Problem to solve
Show every line below where "this" can be found.

Extracted material
------------------------------------------------

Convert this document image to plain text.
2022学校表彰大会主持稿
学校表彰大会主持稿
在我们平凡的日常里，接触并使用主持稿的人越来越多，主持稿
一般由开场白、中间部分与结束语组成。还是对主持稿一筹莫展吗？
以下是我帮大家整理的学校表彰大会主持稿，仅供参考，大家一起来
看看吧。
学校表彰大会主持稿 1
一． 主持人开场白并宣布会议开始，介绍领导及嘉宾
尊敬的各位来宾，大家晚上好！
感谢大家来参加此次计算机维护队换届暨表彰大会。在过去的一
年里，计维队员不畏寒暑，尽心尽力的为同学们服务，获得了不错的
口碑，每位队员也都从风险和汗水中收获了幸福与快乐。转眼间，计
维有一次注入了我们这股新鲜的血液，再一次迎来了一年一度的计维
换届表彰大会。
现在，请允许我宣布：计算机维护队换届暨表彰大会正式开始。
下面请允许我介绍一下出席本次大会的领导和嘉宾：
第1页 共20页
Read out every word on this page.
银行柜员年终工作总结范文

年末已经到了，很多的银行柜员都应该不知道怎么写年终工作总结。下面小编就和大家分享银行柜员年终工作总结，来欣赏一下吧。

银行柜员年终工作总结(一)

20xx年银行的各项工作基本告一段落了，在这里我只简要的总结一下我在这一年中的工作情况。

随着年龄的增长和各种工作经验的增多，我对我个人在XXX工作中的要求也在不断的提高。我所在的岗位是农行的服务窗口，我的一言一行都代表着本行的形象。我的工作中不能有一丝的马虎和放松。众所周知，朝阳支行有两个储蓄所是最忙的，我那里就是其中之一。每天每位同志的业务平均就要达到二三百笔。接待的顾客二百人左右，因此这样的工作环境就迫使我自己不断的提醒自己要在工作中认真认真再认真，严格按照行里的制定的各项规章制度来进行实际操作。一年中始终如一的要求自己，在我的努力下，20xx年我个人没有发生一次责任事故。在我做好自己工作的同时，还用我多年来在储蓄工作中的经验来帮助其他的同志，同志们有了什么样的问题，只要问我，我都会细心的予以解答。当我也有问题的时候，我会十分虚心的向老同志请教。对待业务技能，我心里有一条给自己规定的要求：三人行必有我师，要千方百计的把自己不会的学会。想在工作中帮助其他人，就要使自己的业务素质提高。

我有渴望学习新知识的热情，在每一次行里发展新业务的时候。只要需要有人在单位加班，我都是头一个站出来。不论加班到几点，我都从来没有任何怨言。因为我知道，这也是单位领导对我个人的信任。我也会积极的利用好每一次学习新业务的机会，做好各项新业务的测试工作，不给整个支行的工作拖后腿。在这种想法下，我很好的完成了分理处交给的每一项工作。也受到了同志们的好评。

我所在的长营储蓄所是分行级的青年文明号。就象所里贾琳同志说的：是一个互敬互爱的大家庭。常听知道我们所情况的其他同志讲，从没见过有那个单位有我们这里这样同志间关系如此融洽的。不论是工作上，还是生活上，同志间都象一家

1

------------------------------------------------

Problem solution
Convert this document image to plain text.
Read out every word on this page.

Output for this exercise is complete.